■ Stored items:
◇ ◇ ◇ ◇
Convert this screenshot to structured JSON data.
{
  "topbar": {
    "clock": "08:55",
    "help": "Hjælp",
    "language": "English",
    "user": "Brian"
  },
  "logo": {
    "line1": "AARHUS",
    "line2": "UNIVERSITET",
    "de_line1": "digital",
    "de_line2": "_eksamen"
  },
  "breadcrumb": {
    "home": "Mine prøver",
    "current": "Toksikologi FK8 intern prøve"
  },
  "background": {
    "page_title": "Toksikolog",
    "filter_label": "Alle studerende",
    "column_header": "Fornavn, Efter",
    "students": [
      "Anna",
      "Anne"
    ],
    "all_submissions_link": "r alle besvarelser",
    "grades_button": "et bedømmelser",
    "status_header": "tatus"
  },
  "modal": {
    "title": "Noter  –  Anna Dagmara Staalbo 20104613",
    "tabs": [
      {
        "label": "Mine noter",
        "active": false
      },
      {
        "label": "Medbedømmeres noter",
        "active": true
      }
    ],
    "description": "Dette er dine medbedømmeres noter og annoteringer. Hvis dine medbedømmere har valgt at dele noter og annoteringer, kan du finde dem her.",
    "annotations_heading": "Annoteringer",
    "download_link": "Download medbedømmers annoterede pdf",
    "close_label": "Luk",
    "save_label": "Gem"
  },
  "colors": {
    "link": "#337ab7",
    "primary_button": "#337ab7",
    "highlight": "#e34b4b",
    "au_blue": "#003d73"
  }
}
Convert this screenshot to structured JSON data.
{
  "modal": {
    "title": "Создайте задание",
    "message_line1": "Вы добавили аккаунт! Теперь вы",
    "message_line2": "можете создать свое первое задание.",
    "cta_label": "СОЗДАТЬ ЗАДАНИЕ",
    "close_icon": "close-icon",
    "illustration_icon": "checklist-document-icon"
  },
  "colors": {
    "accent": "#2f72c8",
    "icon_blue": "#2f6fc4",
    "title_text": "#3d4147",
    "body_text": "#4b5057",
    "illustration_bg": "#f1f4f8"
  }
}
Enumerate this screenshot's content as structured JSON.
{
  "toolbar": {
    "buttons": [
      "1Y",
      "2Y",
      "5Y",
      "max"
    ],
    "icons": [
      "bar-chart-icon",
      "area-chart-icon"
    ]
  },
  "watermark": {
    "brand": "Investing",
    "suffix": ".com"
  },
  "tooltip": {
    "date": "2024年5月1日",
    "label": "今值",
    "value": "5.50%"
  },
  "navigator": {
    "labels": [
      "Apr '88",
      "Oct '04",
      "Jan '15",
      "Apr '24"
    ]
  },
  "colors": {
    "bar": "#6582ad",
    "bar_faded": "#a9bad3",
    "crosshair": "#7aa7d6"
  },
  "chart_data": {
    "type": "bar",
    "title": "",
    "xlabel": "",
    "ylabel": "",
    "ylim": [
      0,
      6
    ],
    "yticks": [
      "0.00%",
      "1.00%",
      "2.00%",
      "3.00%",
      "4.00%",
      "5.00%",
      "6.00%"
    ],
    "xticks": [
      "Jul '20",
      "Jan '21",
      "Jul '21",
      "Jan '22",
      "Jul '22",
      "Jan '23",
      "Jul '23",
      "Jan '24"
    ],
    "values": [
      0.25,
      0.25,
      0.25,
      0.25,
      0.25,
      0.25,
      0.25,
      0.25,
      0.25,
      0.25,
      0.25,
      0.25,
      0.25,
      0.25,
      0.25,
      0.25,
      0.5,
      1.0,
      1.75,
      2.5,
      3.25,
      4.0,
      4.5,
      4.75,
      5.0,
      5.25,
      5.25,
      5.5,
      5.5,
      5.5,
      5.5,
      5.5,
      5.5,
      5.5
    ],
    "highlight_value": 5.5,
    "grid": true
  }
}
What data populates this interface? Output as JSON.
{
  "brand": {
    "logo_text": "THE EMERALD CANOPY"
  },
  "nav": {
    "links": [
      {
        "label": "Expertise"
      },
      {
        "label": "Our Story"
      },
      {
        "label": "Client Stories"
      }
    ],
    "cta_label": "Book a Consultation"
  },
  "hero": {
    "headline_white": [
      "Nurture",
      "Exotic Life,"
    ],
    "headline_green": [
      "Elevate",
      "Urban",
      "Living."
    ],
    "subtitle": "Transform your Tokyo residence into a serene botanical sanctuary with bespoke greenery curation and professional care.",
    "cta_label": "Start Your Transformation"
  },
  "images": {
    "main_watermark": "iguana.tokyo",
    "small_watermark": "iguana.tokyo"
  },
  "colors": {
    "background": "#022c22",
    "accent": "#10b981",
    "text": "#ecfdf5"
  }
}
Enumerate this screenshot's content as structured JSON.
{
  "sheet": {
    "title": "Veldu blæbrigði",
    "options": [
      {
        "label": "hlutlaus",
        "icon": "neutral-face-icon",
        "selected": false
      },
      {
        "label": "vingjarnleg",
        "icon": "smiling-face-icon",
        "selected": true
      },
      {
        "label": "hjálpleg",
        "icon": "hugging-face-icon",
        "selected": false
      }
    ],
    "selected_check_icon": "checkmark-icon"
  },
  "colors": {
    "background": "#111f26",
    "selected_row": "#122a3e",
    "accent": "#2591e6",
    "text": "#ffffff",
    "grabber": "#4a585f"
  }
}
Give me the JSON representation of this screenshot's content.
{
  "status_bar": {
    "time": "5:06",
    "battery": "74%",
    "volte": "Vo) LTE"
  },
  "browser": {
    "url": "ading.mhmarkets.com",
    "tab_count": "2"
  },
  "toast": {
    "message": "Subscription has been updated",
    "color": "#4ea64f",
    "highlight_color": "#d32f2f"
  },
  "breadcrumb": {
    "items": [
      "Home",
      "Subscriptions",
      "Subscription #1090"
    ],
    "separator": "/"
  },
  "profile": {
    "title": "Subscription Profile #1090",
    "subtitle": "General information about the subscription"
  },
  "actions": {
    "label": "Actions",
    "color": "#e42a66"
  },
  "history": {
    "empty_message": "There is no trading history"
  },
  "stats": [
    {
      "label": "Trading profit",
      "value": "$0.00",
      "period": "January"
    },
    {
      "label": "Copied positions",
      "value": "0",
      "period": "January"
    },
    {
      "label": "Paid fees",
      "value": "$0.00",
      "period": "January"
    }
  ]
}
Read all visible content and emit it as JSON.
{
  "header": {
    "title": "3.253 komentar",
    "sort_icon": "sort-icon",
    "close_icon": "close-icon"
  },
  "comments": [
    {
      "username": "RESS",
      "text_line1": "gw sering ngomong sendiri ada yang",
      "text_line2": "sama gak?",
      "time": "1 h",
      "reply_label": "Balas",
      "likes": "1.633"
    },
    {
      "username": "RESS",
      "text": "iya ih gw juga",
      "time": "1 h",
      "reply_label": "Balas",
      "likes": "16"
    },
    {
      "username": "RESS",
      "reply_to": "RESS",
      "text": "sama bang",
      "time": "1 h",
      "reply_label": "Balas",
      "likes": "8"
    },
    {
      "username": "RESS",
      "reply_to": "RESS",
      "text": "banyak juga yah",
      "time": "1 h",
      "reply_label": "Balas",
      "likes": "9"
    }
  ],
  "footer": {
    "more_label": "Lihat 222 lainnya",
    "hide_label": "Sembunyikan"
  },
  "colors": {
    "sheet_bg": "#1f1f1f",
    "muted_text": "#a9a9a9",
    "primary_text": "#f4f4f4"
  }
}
◇ ◇ ◇ ◇
■ WHAT IS REQUIRED: From the listing above, extract every line exactly as it stands.

■ RESULT FOR THIS TASK:
Convert this screenshot to structured JSON data.
{
  "topbar": {
    "clock": "08:55",
    "help": "Hjælp",
    "language": "English",
    "user": "Brian"
  },
  "logo": {
    "line1": "AARHUS",
    "line2": "UNIVERSITET",
    "de_line1": "digital",
    "de_line2": "_eksamen"
  },
  "breadcrumb": {
    "home": "Mine prøver",
    "current": "Toksikologi FK8 intern prøve"
  },
  "background": {
    "page_title": "Toksikolog",
    "filter_label": "Alle studerende",
    "column_header": "Fornavn, Efter",
    "students": [
      "Anna",
      "Anne"
    ],
    "all_submissions_link": "r alle besvarelser",
    "grades_button": "et bedømmelser",
    "status_header": "tatus"
  },
  "modal": {
    "title": "Noter  –  Anna Dagmara Staalbo 20104613",
    "tabs": [
      {
        "label": "Mine noter",
        "active": false
      },
      {
        "label": "Medbedømmeres noter",
        "active": true
      }
    ],
    "description": "Dette er dine medbedømmeres noter og annoteringer. Hvis dine medbedømmere har valgt at dele noter og annoteringer, kan du finde dem her.",
    "annotations_heading": "Annoteringer",
    "download_link": "Download medbedømmers annoterede pdf",
    "close_label": "Luk",
    "save_label": "Gem"
  },
  "colors": {
    "link": "#337ab7",
    "primary_button": "#337ab7",
    "highlight": "#e34b4b",
    "au_blue": "#003d73"
  }
}
Convert this screenshot to structured JSON data.
{
  "modal": {
    "title": "Создайте задание",
    "message_line1": "Вы добавили аккаунт! Теперь вы",
    "message_line2": "можете создать свое первое задание.",
    "cta_label": "СОЗДАТЬ ЗАДАНИЕ",
    "close_icon": "close-icon",
    "illustration_icon": "checklist-document-icon"
  },
  "colors": {
    "accent": "#2f72c8",
    "icon_blue": "#2f6fc4",
    "title_text": "#3d4147",
    "body_text": "#4b5057",
    "illustration_bg": "#f1f4f8"
  }
}
Enumerate this screenshot's content as structured JSON.
{
  "toolbar": {
    "buttons": [
      "1Y",
      "2Y",
      "5Y",
      "max"
    ],
    "icons": [
      "bar-chart-icon",
      "area-chart-icon"
    ]
  },
  "watermark": {
    "brand": "Investing",
    "suffix": ".com"
  },
  "tooltip": {
    "date": "2024年5月1日",
    "label": "今值",
    "value": "5.50%"
  },
  "navigator": {
    "labels": [
      "Apr '88",
      "Oct '04",
      "Jan '15",
      "Apr '24"
    ]
  },
  "colors": {
    "bar": "#6582ad",
    "bar_faded": "#a9bad3",
    "crosshair": "#7aa7d6"
  },
  "chart_data": {
    "type": "bar",
    "title": "",
    "xlabel": "",
    "ylabel": "",
    "ylim": [
      0,
      6
    ],
    "yticks": [
      "0.00%",
      "1.00%",
      "2.00%",
      "3.00%",
      "4.00%",
      "5.00%",
      "6.00%"
    ],
    "xticks": [
      "Jul '20",
      "Jan '21",
      "Jul '21",
      "Jan '22",
      "Jul '22",
      "Jan '23",
      "Jul '23",
      "Jan '24"
    ],
    "values": [
      0.25,
      0.25,
      0.25,
      0.25,
      0.25,
      0.25,
      0.25,
      0.25,
      0.25,
      0.25,
      0.25,
      0.25,
      0.25,
      0.25,
      0.25,
      0.25,
      0.5,
      1.0,
      1.75,
      2.5,
      3.25,
      4.0,
      4.5,
      4.75,
      5.0,
      5.25,
      5.25,
      5.5,
      5.5,
      5.5,
      5.5,
      5.5,
      5.5,
      5.5
    ],
    "highlight_value": 5.5,
    "grid": true
  }
}
What data populates this interface? Output as JSON.
{
  "brand": {
    "logo_text": "THE EMERALD CANOPY"
  },
  "nav": {
    "links": [
      {
        "label": "Expertise"
      },
      {
        "label": "Our Story"
      },
      {
        "label": "Client Stories"
      }
    ],
    "cta_label": "Book a Consultation"
  },
  "hero": {
    "headline_white": [
      "Nurture",
      "Exotic Life,"
    ],
    "headline_green": [
      "Elevate",
      "Urban",
      "Living."
    ],
    "subtitle": "Transform your Tokyo residence into a serene botanical sanctuary with bespoke greenery curation and professional care.",
    "cta_label": "Start Your Transformation"
  },
  "images": {
    "main_watermark": "iguana.tokyo",
    "small_watermark": "iguana.tokyo"
  },
  "colors": {
    "background": "#022c22",
    "accent": "#10b981",
    "text": "#ecfdf5"
  }
}
Enumerate this screenshot's content as structured JSON.
{
  "sheet": {
    "title": "Veldu blæbrigði",
    "options": [
      {
        "label": "hlutlaus",
        "icon": "neutral-face-icon",
        "selected": false
      },
      {
        "label": "vingjarnleg",
        "icon": "smiling-face-icon",
        "selected": true
      },
      {
        "label": "hjálpleg",
        "icon": "hugging-face-icon",
        "selected": false
      }
    ],
    "selected_check_icon": "checkmark-icon"
  },
  "colors": {
    "background": "#111f26",
    "selected_row": "#122a3e",
    "accent": "#2591e6",
    "text": "#ffffff",
    "grabber": "#4a585f"
  }
}
Give me the JSON representation of this screenshot's content.
{
  "status_bar": {
    "time": "5:06",
    "battery": "74%",
    "volte": "Vo) LTE"
  },
  "browser": {
    "url": "ading.mhmarkets.com",
    "tab_count": "2"
  },
  "toast": {
    "message": "Subscription has been updated",
    "color": "#4ea64f",
    "highlight_color": "#d32f2f"
  },
  "breadcrumb": {
    "items": [
      "Home",
      "Subscriptions",
      "Subscription #1090"
    ],
    "separator": "/"
  },
  "profile": {
    "title": "Subscription Profile #1090",
    "subtitle": "General information about the subscription"
  },
  "actions": {
    "label": "Actions",
    "color": "#e42a66"
  },
  "history": {
    "empty_message": "There is no trading history"
  },
  "stats": [
    {
      "label": "Trading profit",
      "value": "$0.00",
      "period": "January"
    },
    {
      "label": "Copied positions",
      "value": "0",
      "period": "January"
    },
    {
      "label": "Paid fees",
      "value": "$0.00",
      "period": "January"
    }
  ]
}
Read all visible content and emit it as JSON.
{
  "header": {
    "title": "3.253 komentar",
    "sort_icon": "sort-icon",
    "close_icon": "close-icon"
  },
  "comments": [
    {
      "username": "RESS",
      "text_line1": "gw sering ngomong sendiri ada yang",
      "text_line2": "sama gak?",
      "time": "1 h",
      "reply_label": "Balas",
      "likes": "1.633"
    },
    {
      "username": "RESS",
      "text": "iya ih gw juga",
      "time": "1 h",
      "reply_label": "Balas",
      "likes": "16"
    },
    {
      "username": "RESS",
      "reply_to": "RESS",
      "text": "sama bang",
      "time": "1 h",
      "reply_label": "Balas",
      "likes": "8"
    },
    {
      "username": "RESS",
      "reply_to": "RESS",
      "text": "banyak juga yah",
      "time": "1 h",
      "reply_label": "Balas",
      "likes": "9"
    }
  ],
  "footer": {
    "more_label": "Lihat 222 lainnya",
    "hide_label": "Sembunyikan"
  },
  "colors": {
    "sheet_bg": "#1f1f1f",
    "muted_text": "#a9a9a9",
    "primary_text": "#f4f4f4"
  }
}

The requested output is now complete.